Exercise prompt =
Reproduce each of the lines word for word.

Supplied data =
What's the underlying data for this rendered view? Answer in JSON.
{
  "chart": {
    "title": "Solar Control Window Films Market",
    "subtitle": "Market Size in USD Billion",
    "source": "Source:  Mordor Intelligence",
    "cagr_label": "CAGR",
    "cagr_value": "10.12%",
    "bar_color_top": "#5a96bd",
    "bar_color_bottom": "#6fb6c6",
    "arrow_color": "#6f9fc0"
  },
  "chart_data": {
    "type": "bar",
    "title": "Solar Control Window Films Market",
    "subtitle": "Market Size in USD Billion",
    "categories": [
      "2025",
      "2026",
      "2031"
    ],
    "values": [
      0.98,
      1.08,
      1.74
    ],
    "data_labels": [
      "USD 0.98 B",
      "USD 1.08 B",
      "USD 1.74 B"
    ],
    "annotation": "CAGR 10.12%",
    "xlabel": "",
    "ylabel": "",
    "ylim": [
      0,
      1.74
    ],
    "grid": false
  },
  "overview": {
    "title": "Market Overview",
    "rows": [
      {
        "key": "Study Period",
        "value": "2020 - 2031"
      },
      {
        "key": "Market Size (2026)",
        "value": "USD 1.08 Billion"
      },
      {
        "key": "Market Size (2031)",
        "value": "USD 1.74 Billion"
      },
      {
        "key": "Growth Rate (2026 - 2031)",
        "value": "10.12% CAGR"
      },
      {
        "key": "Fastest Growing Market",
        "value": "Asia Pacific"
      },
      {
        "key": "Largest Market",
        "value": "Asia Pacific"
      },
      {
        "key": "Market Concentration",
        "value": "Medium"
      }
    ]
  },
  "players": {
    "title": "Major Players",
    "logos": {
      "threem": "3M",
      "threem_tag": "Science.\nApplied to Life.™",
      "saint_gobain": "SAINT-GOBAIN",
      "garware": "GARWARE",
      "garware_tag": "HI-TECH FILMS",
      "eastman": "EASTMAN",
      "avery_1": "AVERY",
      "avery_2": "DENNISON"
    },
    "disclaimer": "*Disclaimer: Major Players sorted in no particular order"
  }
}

Correct answer =
What's the underlying data for this rendered view? Answer in JSON.
{
  "chart": {
    "title": "Solar Control Window Films Market",
    "subtitle": "Market Size in USD Billion",
    "source": "Source:  Mordor Intelligence",
    "cagr_label": "CAGR",
    "cagr_value": "10.12%",
    "bar_color_top": "#5a96bd",
    "bar_color_bottom": "#6fb6c6",
    "arrow_color": "#6f9fc0"
  },
  "chart_data": {
    "type": "bar",
    "title": "Solar Control Window Films Market",
    "subtitle": "Market Size in USD Billion",
    "categories": [
      "2025",
      "2026",
      "2031"
    ],
    "values": [
      0.98,
      1.08,
      1.74
    ],
    "data_labels": [
      "USD 0.98 B",
      "USD 1.08 B",
      "USD 1.74 B"
    ],
    "annotation": "CAGR 10.12%",
    "xlabel": "",
    "ylabel": "",
    "ylim": [
      0,
      1.74
    ],
    "grid": false
  },
  "overview": {
    "title": "Market Overview",
    "rows": [
      {
        "key": "Study Period",
        "value": "2020 - 2031"
      },
      {
        "key": "Market Size (2026)",
        "value": "USD 1.08 Billion"
      },
      {
        "key": "Market Size (2031)",
        "value": "USD 1.74 Billion"
      },
      {
        "key": "Growth Rate (2026 - 2031)",
        "value": "10.12% CAGR"
      },
      {
        "key": "Fastest Growing Market",
        "value": "Asia Pacific"
      },
      {
        "key": "Largest Market",
        "value": "Asia Pacific"
      },
      {
        "key": "Market Concentration",
        "value": "Medium"
      }
    ]
  },
  "players": {
    "title": "Major Players",
    "logos": {
      "threem": "3M",
      "threem_tag": "Science.\nApplied to Life.™",
      "saint_gobain": "SAINT-GOBAIN",
      "garware": "GARWARE",
      "garware_tag": "HI-TECH FILMS",
      "eastman": "EASTMAN",
      "avery_1": "AVERY",
      "avery_2": "DENNISON"
    },
    "disclaimer": "*Disclaimer: Major Players sorted in no particular order"
  }
}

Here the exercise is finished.